▸ **Working data**
-*-

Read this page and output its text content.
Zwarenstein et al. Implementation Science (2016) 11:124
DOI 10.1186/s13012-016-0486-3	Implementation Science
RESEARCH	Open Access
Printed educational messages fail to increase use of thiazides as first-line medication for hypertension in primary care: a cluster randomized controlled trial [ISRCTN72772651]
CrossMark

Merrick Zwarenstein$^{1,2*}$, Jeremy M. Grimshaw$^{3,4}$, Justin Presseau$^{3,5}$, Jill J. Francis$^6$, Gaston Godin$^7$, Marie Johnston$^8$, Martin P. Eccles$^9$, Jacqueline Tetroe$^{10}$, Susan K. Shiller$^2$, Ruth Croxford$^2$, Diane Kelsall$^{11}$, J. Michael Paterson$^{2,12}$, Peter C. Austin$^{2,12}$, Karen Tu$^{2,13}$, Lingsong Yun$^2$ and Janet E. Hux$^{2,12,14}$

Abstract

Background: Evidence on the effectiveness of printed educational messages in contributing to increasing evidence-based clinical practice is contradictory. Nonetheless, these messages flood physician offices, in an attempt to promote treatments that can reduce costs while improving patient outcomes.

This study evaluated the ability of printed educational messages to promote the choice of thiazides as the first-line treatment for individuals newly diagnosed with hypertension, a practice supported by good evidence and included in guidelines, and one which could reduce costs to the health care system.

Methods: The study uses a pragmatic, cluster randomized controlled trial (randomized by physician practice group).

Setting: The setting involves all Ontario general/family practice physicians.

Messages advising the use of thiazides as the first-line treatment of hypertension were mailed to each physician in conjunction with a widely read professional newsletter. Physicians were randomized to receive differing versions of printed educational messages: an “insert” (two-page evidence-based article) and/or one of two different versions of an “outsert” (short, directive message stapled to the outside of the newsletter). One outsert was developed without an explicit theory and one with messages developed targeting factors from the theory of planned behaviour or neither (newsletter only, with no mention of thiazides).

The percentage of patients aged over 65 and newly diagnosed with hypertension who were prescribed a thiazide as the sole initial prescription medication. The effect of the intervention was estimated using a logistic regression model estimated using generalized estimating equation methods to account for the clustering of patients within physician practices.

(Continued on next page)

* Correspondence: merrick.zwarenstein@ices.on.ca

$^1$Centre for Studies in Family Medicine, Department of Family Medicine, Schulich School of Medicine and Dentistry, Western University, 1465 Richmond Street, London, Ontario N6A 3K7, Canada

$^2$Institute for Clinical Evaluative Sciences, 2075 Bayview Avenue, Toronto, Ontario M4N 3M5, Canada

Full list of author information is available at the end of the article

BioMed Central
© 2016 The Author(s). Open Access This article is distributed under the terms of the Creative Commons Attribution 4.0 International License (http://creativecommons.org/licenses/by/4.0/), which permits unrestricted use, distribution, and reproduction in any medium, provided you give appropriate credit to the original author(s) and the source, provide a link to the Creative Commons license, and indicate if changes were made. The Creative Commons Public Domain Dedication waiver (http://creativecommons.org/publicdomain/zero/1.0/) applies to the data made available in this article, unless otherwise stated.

-*-

Output the entire listing exactly as written.

▸ **Expected answer**
Read this page and output its text content.
Zwarenstein et al. Implementation Science (2016) 11:124
DOI 10.1186/s13012-016-0486-3	Implementation Science
RESEARCH	Open Access
Printed educational messages fail to increase use of thiazides as first-line medication for hypertension in primary care: a cluster randomized controlled trial [ISRCTN72772651]
CrossMark

Merrick Zwarenstein$^{1,2*}$, Jeremy M. Grimshaw$^{3,4}$, Justin Presseau$^{3,5}$, Jill J. Francis$^6$, Gaston Godin$^7$, Marie Johnston$^8$, Martin P. Eccles$^9$, Jacqueline Tetroe$^{10}$, Susan K. Shiller$^2$, Ruth Croxford$^2$, Diane Kelsall$^{11}$, J. Michael Paterson$^{2,12}$, Peter C. Austin$^{2,12}$, Karen Tu$^{2,13}$, Lingsong Yun$^2$ and Janet E. Hux$^{2,12,14}$

Abstract

Background: Evidence on the effectiveness of printed educational messages in contributing to increasing evidence-based clinical practice is contradictory. Nonetheless, these messages flood physician offices, in an attempt to promote treatments that can reduce costs while improving patient outcomes.

This study evaluated the ability of printed educational messages to promote the choice of thiazides as the first-line treatment for individuals newly diagnosed with hypertension, a practice supported by good evidence and included in guidelines, and one which could reduce costs to the health care system.

Methods: The study uses a pragmatic, cluster randomized controlled trial (randomized by physician practice group).

Setting: The setting involves all Ontario general/family practice physicians.

Messages advising the use of thiazides as the first-line treatment of hypertension were mailed to each physician in conjunction with a widely read professional newsletter. Physicians were randomized to receive differing versions of printed educational messages: an “insert” (two-page evidence-based article) and/or one of two different versions of an “outsert” (short, directive message stapled to the outside of the newsletter). One outsert was developed without an explicit theory and one with messages developed targeting factors from the theory of planned behaviour or neither (newsletter only, with no mention of thiazides).

The percentage of patients aged over 65 and newly diagnosed with hypertension who were prescribed a thiazide as the sole initial prescription medication. The effect of the intervention was estimated using a logistic regression model estimated using generalized estimating equation methods to account for the clustering of patients within physician practices.

(Continued on next page)

* Correspondence: merrick.zwarenstein@ices.on.ca

$^1$Centre for Studies in Family Medicine, Department of Family Medicine, Schulich School of Medicine and Dentistry, Western University, 1465 Richmond Street, London, Ontario N6A 3K7, Canada

$^2$Institute for Clinical Evaluative Sciences, 2075 Bayview Avenue, Toronto, Ontario M4N 3M5, Canada

Full list of author information is available at the end of the article

BioMed Central
© 2016 The Author(s). Open Access This article is distributed under the terms of the Creative Commons Attribution 4.0 International License (http://creativecommons.org/licenses/by/4.0/), which permits unrestricted use, distribution, and reproduction in any medium, provided you give appropriate credit to the original author(s) and the source, provide a link to the Creative Commons license, and indicate if changes were made. The Creative Commons Public Domain Dedication waiver (http://creativecommons.org/publicdomain/zero/1.0/) applies to the data made available in this article, unless otherwise stated.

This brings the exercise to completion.